» **Material for the task**
== == ==

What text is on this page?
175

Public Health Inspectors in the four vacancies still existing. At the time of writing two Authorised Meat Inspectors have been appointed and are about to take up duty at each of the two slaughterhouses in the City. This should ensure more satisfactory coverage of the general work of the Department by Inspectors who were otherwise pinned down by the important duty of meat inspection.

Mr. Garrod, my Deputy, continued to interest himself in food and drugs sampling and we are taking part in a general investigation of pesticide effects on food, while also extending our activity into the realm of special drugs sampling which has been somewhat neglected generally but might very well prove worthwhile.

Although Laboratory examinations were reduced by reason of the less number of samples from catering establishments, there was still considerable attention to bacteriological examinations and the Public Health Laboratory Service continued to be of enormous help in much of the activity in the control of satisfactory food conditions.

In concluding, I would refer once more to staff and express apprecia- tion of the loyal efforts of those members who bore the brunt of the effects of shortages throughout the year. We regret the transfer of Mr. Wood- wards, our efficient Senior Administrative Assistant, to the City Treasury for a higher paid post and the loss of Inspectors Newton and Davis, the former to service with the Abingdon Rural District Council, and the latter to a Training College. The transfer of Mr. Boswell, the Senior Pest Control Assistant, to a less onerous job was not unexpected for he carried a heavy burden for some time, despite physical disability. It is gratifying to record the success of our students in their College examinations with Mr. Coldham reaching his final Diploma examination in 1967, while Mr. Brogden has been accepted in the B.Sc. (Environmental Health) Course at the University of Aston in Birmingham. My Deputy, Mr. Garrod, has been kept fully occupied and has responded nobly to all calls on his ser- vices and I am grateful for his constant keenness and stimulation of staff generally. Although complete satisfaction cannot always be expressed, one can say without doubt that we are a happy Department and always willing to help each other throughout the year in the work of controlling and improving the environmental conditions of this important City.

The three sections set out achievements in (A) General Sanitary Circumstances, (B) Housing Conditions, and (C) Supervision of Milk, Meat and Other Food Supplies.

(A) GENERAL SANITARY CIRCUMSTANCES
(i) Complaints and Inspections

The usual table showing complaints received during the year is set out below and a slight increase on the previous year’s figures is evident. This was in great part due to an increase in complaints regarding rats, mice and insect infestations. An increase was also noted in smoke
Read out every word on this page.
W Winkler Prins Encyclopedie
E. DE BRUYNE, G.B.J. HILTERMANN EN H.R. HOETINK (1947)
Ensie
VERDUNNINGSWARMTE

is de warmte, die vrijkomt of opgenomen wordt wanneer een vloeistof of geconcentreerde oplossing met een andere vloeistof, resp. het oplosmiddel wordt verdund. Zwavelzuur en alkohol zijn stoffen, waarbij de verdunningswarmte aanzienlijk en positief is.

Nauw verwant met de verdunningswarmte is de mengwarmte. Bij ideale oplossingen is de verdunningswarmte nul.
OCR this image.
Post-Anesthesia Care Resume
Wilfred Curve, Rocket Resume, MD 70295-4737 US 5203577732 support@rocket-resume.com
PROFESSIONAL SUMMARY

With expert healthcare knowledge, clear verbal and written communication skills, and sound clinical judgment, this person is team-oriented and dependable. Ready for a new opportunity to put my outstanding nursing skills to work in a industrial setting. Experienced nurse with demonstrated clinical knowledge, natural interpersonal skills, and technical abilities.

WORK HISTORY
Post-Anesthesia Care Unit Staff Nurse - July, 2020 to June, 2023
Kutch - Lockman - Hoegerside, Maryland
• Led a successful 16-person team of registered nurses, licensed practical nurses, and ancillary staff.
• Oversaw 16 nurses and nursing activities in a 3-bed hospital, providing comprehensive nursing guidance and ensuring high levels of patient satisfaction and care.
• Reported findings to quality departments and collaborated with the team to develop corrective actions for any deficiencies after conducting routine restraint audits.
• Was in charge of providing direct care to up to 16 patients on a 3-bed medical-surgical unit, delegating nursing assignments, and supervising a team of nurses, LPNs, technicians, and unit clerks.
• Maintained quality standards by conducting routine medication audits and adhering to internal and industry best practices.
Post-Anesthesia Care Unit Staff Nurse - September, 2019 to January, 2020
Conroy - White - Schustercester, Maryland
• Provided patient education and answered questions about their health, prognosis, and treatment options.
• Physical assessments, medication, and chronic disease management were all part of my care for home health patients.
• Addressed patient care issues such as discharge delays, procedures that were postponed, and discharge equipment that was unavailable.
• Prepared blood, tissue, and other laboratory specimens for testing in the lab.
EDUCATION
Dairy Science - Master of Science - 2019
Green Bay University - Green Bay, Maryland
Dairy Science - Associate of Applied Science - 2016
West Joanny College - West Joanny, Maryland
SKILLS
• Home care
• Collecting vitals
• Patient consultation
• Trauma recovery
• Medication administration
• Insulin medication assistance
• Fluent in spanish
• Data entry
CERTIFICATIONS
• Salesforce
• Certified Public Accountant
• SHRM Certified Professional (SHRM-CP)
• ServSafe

== == ==

» **Task brief**
In the listing above, find every line with the word "routine" and copy it.

» **Response to the task**
• Reported findings to quality departments and collaborated with the team to develop corrective actions for any deficiencies after conducting routine restraint audits.
• Maintained quality standards by conducting routine medication audits and adhering to internal and industry best practices.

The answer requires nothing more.